→ Problem:
Find each line with "exported" and copy it.

**** Data lines ****

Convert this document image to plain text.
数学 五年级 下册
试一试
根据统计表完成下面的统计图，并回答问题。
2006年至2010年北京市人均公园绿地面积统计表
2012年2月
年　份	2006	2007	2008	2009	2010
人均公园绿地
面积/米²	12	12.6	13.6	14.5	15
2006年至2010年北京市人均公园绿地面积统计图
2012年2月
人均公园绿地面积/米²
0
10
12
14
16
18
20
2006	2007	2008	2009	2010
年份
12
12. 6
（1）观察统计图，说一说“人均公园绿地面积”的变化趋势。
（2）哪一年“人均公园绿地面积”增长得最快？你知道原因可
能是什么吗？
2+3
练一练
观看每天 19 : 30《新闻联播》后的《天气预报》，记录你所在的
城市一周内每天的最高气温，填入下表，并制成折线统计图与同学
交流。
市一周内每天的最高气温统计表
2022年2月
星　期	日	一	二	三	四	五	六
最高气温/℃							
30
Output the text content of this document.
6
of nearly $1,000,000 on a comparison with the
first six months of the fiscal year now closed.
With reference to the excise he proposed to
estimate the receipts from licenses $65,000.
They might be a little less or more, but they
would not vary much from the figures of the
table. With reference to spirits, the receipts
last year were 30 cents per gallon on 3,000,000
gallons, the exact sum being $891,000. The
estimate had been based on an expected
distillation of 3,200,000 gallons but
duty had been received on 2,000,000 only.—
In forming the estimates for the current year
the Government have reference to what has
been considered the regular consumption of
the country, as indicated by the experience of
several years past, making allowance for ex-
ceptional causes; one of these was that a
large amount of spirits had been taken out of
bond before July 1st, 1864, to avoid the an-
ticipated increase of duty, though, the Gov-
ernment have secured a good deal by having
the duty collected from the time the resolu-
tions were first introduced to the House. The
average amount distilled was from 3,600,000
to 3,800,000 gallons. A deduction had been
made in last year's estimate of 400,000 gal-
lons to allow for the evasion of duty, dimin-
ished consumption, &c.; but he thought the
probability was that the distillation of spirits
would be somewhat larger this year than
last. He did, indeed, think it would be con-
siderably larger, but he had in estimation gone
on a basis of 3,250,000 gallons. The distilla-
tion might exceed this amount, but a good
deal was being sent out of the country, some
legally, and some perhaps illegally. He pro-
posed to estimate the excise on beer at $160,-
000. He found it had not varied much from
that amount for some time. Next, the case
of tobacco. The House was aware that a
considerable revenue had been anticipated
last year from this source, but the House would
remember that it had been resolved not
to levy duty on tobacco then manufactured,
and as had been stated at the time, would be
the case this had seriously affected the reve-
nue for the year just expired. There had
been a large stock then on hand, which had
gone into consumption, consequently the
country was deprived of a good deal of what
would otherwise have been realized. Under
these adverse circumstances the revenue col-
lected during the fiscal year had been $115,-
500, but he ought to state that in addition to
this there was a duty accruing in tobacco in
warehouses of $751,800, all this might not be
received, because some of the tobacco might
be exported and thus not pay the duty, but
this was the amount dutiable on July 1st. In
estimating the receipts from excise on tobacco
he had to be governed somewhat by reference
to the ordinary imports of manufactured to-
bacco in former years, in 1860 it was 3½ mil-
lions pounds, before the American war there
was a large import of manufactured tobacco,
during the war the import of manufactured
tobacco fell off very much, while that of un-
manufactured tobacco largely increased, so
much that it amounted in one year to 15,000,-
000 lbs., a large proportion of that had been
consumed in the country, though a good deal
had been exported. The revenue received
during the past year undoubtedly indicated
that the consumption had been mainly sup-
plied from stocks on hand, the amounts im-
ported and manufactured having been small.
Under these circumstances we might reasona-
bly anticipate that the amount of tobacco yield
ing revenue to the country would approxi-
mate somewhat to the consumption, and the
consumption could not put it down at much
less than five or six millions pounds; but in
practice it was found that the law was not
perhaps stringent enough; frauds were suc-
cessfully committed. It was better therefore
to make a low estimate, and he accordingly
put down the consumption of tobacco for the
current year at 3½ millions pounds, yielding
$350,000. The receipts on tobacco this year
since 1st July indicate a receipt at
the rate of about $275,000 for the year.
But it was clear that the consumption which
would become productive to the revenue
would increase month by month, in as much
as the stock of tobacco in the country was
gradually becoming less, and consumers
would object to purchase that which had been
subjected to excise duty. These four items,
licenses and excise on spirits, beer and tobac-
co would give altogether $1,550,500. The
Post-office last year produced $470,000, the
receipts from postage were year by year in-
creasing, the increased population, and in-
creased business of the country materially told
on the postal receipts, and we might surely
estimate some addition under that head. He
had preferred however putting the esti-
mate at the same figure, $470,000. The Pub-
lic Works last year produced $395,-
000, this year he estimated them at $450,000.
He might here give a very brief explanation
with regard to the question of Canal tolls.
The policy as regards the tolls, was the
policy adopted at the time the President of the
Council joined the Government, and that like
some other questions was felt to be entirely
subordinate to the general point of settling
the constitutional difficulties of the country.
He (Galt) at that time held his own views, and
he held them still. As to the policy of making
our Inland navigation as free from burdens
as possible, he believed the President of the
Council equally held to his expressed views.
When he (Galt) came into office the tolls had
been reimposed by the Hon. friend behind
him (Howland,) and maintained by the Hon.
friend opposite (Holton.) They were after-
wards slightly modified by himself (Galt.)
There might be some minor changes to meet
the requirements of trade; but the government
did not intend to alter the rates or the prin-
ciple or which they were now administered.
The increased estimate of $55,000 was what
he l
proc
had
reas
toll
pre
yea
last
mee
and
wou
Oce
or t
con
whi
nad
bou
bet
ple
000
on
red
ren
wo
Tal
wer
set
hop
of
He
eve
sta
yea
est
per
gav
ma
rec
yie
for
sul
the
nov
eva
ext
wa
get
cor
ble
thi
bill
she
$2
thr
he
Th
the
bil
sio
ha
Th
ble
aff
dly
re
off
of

****

→ Answer to the task:
be exported and thus not pay the duty, but
had been exported. The revenue received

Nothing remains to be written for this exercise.